DIRECTIONS
Please output every line of the material as it stands, without the pictures.

EXTRACTED RECORDS

%%

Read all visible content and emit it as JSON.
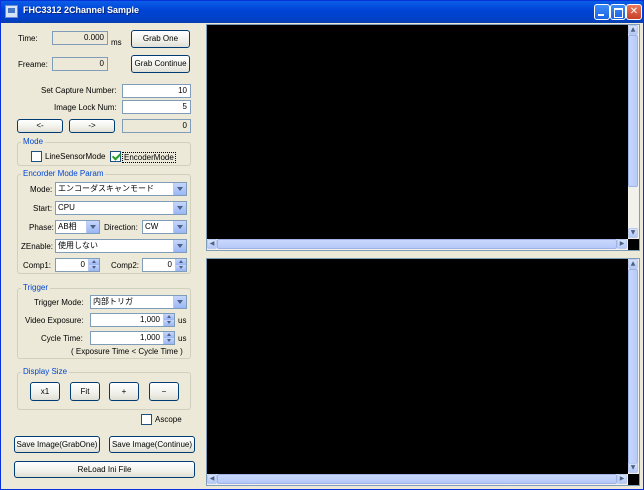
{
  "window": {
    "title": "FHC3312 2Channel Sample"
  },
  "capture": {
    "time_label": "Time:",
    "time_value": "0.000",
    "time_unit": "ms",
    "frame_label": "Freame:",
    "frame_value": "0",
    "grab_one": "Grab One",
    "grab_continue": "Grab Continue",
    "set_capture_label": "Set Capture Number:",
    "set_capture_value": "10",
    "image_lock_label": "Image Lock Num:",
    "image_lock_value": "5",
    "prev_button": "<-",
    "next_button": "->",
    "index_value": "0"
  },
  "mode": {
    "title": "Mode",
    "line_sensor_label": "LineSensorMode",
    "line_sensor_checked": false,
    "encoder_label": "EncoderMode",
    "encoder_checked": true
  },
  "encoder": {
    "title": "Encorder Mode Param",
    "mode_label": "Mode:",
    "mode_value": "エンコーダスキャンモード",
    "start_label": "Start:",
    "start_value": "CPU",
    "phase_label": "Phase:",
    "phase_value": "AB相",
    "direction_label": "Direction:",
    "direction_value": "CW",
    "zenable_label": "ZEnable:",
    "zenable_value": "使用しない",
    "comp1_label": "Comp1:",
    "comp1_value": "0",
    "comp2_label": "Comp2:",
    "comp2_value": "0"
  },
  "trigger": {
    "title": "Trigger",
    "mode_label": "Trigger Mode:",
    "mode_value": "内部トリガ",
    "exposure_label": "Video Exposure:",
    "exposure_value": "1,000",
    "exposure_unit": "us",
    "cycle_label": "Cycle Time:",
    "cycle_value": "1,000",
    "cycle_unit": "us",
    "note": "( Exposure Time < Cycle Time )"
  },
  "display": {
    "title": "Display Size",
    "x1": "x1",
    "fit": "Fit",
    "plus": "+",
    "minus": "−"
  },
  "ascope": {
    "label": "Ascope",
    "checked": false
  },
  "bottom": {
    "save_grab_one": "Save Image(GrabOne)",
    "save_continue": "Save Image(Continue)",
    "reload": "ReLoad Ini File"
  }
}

%%

TASK SOLUTION
Read all visible content and emit it as JSON.
{
  "window": {
    "title": "FHC3312 2Channel Sample"
  },
  "capture": {
    "time_label": "Time:",
    "time_value": "0.000",
    "time_unit": "ms",
    "frame_label": "Freame:",
    "frame_value": "0",
    "grab_one": "Grab One",
    "grab_continue": "Grab Continue",
    "set_capture_label": "Set Capture Number:",
    "set_capture_value": "10",
    "image_lock_label": "Image Lock Num:",
    "image_lock_value": "5",
    "prev_button": "<-",
    "next_button": "->",
    "index_value": "0"
  },
  "mode": {
    "title": "Mode",
    "line_sensor_label": "LineSensorMode",
    "line_sensor_checked": false,
    "encoder_label": "EncoderMode",
    "encoder_checked": true
  },
  "encoder": {
    "title": "Encorder Mode Param",
    "mode_label": "Mode:",
    "mode_value": "エンコーダスキャンモード",
    "start_label": "Start:",
    "start_value": "CPU",
    "phase_label": "Phase:",
    "phase_value": "AB相",
    "direction_label": "Direction:",
    "direction_value": "CW",
    "zenable_label": "ZEnable:",
    "zenable_value": "使用しない",
    "comp1_label": "Comp1:",
    "comp1_value": "0",
    "comp2_label": "Comp2:",
    "comp2_value": "0"
  },
  "trigger": {
    "title": "Trigger",
    "mode_label": "Trigger Mode:",
    "mode_value": "内部トリガ",
    "exposure_label": "Video Exposure:",
    "exposure_value": "1,000",
    "exposure_unit": "us",
    "cycle_label": "Cycle Time:",
    "cycle_value": "1,000",
    "cycle_unit": "us",
    "note": "( Exposure Time < Cycle Time )"
  },
  "display": {
    "title": "Display Size",
    "x1": "x1",
    "fit": "Fit",
    "plus": "+",
    "minus": "−"
  },
  "ascope": {
    "label": "Ascope",
    "checked": false
  },
  "bottom": {
    "save_grab_one": "Save Image(GrabOne)",
    "save_continue": "Save Image(Continue)",
    "reload": "ReLoad Ini File"
  }
}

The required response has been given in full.